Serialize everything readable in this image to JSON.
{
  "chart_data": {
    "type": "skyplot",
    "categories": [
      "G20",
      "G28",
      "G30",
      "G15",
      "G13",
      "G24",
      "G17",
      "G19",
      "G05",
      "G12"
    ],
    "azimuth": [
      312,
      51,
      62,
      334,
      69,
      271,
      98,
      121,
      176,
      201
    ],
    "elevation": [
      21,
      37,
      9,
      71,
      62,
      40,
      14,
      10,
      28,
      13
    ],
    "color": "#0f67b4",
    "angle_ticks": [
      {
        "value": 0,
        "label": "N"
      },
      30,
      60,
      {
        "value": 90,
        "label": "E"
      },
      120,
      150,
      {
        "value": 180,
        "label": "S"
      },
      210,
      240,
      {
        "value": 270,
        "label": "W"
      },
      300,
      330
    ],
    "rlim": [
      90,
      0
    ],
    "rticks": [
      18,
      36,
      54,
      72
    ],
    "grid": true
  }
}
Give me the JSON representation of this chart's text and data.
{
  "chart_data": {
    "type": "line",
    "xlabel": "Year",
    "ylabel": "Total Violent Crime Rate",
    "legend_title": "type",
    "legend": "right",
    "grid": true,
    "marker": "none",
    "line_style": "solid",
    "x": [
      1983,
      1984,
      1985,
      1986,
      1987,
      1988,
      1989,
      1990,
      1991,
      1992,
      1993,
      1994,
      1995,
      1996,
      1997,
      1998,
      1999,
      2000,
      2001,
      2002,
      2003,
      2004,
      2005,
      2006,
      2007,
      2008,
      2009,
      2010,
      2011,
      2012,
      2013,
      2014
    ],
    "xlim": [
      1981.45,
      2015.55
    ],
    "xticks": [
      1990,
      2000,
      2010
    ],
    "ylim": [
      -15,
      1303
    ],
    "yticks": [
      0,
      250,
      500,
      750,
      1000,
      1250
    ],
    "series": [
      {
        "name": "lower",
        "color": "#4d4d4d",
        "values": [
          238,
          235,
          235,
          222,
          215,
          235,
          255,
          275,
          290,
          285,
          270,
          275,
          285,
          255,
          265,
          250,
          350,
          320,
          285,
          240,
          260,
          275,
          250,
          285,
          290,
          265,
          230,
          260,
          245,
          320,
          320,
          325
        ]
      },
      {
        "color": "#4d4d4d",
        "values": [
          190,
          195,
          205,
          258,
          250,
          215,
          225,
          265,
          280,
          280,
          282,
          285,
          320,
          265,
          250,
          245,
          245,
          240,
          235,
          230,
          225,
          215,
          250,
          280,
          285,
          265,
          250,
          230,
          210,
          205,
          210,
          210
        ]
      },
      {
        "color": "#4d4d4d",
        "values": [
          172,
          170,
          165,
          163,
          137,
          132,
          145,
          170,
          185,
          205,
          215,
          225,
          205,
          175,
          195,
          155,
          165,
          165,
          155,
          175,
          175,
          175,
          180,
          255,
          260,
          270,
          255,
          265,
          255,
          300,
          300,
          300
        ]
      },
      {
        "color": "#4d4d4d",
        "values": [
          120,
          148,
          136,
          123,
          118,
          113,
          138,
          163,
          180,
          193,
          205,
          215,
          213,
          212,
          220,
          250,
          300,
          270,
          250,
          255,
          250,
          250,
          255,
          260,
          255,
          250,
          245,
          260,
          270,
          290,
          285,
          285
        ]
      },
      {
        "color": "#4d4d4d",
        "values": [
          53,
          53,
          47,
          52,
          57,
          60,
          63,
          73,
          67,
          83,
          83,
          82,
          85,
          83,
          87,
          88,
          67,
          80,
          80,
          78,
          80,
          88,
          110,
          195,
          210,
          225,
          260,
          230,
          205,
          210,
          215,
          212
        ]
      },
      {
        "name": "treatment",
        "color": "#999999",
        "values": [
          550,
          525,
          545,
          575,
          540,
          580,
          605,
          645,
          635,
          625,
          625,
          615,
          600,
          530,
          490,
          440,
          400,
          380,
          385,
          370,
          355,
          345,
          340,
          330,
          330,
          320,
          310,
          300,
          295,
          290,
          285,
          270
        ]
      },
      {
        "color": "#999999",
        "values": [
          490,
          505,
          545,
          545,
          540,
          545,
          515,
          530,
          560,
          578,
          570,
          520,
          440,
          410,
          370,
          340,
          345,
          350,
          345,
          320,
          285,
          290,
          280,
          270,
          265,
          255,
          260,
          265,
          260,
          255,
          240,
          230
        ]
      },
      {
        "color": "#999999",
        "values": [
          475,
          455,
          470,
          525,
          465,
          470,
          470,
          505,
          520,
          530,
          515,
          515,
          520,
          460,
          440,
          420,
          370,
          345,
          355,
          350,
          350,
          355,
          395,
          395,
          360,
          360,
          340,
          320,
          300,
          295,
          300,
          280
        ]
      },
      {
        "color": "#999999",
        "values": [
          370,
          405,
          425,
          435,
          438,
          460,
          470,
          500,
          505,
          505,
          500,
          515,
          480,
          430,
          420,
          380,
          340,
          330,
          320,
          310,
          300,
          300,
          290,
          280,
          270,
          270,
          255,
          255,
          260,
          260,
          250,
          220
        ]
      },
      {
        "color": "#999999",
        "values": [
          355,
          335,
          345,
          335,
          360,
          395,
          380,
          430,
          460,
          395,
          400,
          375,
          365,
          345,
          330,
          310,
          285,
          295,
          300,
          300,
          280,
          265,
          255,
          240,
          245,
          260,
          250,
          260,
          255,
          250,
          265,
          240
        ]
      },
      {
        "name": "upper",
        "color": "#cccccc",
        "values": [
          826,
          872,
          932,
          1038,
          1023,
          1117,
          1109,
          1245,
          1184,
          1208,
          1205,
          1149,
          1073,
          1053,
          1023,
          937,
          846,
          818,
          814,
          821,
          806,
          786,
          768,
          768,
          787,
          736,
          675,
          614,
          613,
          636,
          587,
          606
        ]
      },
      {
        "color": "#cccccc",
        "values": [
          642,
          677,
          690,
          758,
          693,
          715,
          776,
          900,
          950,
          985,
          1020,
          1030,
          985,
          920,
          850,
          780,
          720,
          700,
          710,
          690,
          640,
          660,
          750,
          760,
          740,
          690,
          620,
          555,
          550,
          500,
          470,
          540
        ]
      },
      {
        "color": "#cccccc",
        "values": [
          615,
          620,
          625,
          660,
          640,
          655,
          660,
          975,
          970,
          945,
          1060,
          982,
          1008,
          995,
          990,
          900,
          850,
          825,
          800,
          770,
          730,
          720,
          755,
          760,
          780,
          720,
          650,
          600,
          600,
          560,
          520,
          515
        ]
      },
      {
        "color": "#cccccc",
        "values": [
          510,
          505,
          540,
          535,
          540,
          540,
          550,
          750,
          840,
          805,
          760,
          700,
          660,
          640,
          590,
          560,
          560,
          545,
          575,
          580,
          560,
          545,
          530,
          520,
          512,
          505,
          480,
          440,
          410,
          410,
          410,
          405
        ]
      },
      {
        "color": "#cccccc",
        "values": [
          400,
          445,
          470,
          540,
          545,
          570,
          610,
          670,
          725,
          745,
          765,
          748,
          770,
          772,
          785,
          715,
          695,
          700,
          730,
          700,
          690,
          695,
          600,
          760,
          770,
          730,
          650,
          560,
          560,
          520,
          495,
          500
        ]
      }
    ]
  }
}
* * * * * * *
Task goal
Quote the material exactly, leaving nothing out.

Correct response
Serialize everything readable in this image to JSON.
{
  "chart_data": {
    "type": "skyplot",
    "categories": [
      "G20",
      "G28",
      "G30",
      "G15",
      "G13",
      "G24",
      "G17",
      "G19",
      "G05",
      "G12"
    ],
    "azimuth": [
      312,
      51,
      62,
      334,
      69,
      271,
      98,
      121,
      176,
      201
    ],
    "elevation": [
      21,
      37,
      9,
      71,
      62,
      40,
      14,
      10,
      28,
      13
    ],
    "color": "#0f67b4",
    "angle_ticks": [
      {
        "value": 0,
        "label": "N"
      },
      30,
      60,
      {
        "value": 90,
        "label": "E"
      },
      120,
      150,
      {
        "value": 180,
        "label": "S"
      },
      210,
      240,
      {
        "value": 270,
        "label": "W"
      },
      300,
      330
    ],
    "rlim": [
      90,
      0
    ],
    "rticks": [
      18,
      36,
      54,
      72
    ],
    "grid": true
  }
}
Give me the JSON representation of this chart's text and data.
{
  "chart_data": {
    "type": "line",
    "xlabel": "Year",
    "ylabel": "Total Violent Crime Rate",
    "legend_title": "type",
    "legend": "right",
    "grid": true,
    "marker": "none",
    "line_style": "solid",
    "x": [
      1983,
      1984,
      1985,
      1986,
      1987,
      1988,
      1989,
      1990,
      1991,
      1992,
      1993,
      1994,
      1995,
      1996,
      1997,
      1998,
      1999,
      2000,
      2001,
      2002,
      2003,
      2004,
      2005,
      2006,
      2007,
      2008,
      2009,
      2010,
      2011,
      2012,
      2013,
      2014
    ],
    "xlim": [
      1981.45,
      2015.55
    ],
    "xticks": [
      1990,
      2000,
      2010
    ],
    "ylim": [
      -15,
      1303
    ],
    "yticks": [
      0,
      250,
      500,
      750,
      1000,
      1250
    ],
    "series": [
      {
        "name": "lower",
        "color": "#4d4d4d",
        "values": [
          238,
          235,
          235,
          222,
          215,
          235,
          255,
          275,
          290,
          285,
          270,
          275,
          285,
          255,
          265,
          250,
          350,
          320,
          285,
          240,
          260,
          275,
          250,
          285,
          290,
          265,
          230,
          260,
          245,
          320,
          320,
          325
        ]
      },
      {
        "color": "#4d4d4d",
        "values": [
          190,
          195,
          205,
          258,
          250,
          215,
          225,
          265,
          280,
          280,
          282,
          285,
          320,
          265,
          250,
          245,
          245,
          240,
          235,
          230,
          225,
          215,
          250,
          280,
          285,
          265,
          250,
          230,
          210,
          205,
          210,
          210
        ]
      },
      {
        "color": "#4d4d4d",
        "values": [
          172,
          170,
          165,
          163,
          137,
          132,
          145,
          170,
          185,
          205,
          215,
          225,
          205,
          175,
          195,
          155,
          165,
          165,
          155,
          175,
          175,
          175,
          180,
          255,
          260,
          270,
          255,
          265,
          255,
          300,
          300,
          300
        ]
      },
      {
        "color": "#4d4d4d",
        "values": [
          120,
          148,
          136,
          123,
          118,
          113,
          138,
          163,
          180,
          193,
          205,
          215,
          213,
          212,
          220,
          250,
          300,
          270,
          250,
          255,
          250,
          250,
          255,
          260,
          255,
          250,
          245,
          260,
          270,
          290,
          285,
          285
        ]
      },
      {
        "color": "#4d4d4d",
        "values": [
          53,
          53,
          47,
          52,
          57,
          60,
          63,
          73,
          67,
          83,
          83,
          82,
          85,
          83,
          87,
          88,
          67,
          80,
          80,
          78,
          80,
          88,
          110,
          195,
          210,
          225,
          260,
          230,
          205,
          210,
          215,
          212
        ]
      },
      {
        "name": "treatment",
        "color": "#999999",
        "values": [
          550,
          525,
          545,
          575,
          540,
          580,
          605,
          645,
          635,
          625,
          625,
          615,
          600,
          530,
          490,
          440,
          400,
          380,
          385,
          370,
          355,
          345,
          340,
          330,
          330,
          320,
          310,
          300,
          295,
          290,
          285,
          270
        ]
      },
      {
        "color": "#999999",
        "values": [
          490,
          505,
          545,
          545,
          540,
          545,
          515,
          530,
          560,
          578,
          570,
          520,
          440,
          410,
          370,
          340,
          345,
          350,
          345,
          320,
          285,
          290,
          280,
          270,
          265,
          255,
          260,
          265,
          260,
          255,
          240,
          230
        ]
      },
      {
        "color": "#999999",
        "values": [
          475,
          455,
          470,
          525,
          465,
          470,
          470,
          505,
          520,
          530,
          515,
          515,
          520,
          460,
          440,
          420,
          370,
          345,
          355,
          350,
          350,
          355,
          395,
          395,
          360,
          360,
          340,
          320,
          300,
          295,
          300,
          280
        ]
      },
      {
        "color": "#999999",
        "values": [
          370,
          405,
          425,
          435,
          438,
          460,
          470,
          500,
          505,
          505,
          500,
          515,
          480,
          430,
          420,
          380,
          340,
          330,
          320,
          310,
          300,
          300,
          290,
          280,
          270,
          270,
          255,
          255,
          260,
          260,
          250,
          220
        ]
      },
      {
        "color": "#999999",
        "values": [
          355,
          335,
          345,
          335,
          360,
          395,
          380,
          430,
          460,
          395,
          400,
          375,
          365,
          345,
          330,
          310,
          285,
          295,
          300,
          300,
          280,
          265,
          255,
          240,
          245,
          260,
          250,
          260,
          255,
          250,
          265,
          240
        ]
      },
      {
        "name": "upper",
        "color": "#cccccc",
        "values": [
          826,
          872,
          932,
          1038,
          1023,
          1117,
          1109,
          1245,
          1184,
          1208,
          1205,
          1149,
          1073,
          1053,
          1023,
          937,
          846,
          818,
          814,
          821,
          806,
          786,
          768,
          768,
          787,
          736,
          675,
          614,
          613,
          636,
          587,
          606
        ]
      },
      {
        "color": "#cccccc",
        "values": [
          642,
          677,
          690,
          758,
          693,
          715,
          776,
          900,
          950,
          985,
          1020,
          1030,
          985,
          920,
          850,
          780,
          720,
          700,
          710,
          690,
          640,
          660,
          750,
          760,
          740,
          690,
          620,
          555,
          550,
          500,
          470,
          540
        ]
      },
      {
        "color": "#cccccc",
        "values": [
          615,
          620,
          625,
          660,
          640,
          655,
          660,
          975,
          970,
          945,
          1060,
          982,
          1008,
          995,
          990,
          900,
          850,
          825,
          800,
          770,
          730,
          720,
          755,
          760,
          780,
          720,
          650,
          600,
          600,
          560,
          520,
          515
        ]
      },
      {
        "color": "#cccccc",
        "values": [
          510,
          505,
          540,
          535,
          540,
          540,
          550,
          750,
          840,
          805,
          760,
          700,
          660,
          640,
          590,
          560,
          560,
          545,
          575,
          580,
          560,
          545,
          530,
          520,
          512,
          505,
          480,
          440,
          410,
          410,
          410,
          405
        ]
      },
      {
        "color": "#cccccc",
        "values": [
          400,
          445,
          470,
          540,
          545,
          570,
          610,
          670,
          725,
          745,
          765,
          748,
          770,
          772,
          785,
          715,
          695,
          700,
          730,
          700,
          690,
          695,
          600,
          760,
          770,
          730,
          650,
          560,
          560,
          520,
          495,
          500
        ]
      }
    ]
  }
}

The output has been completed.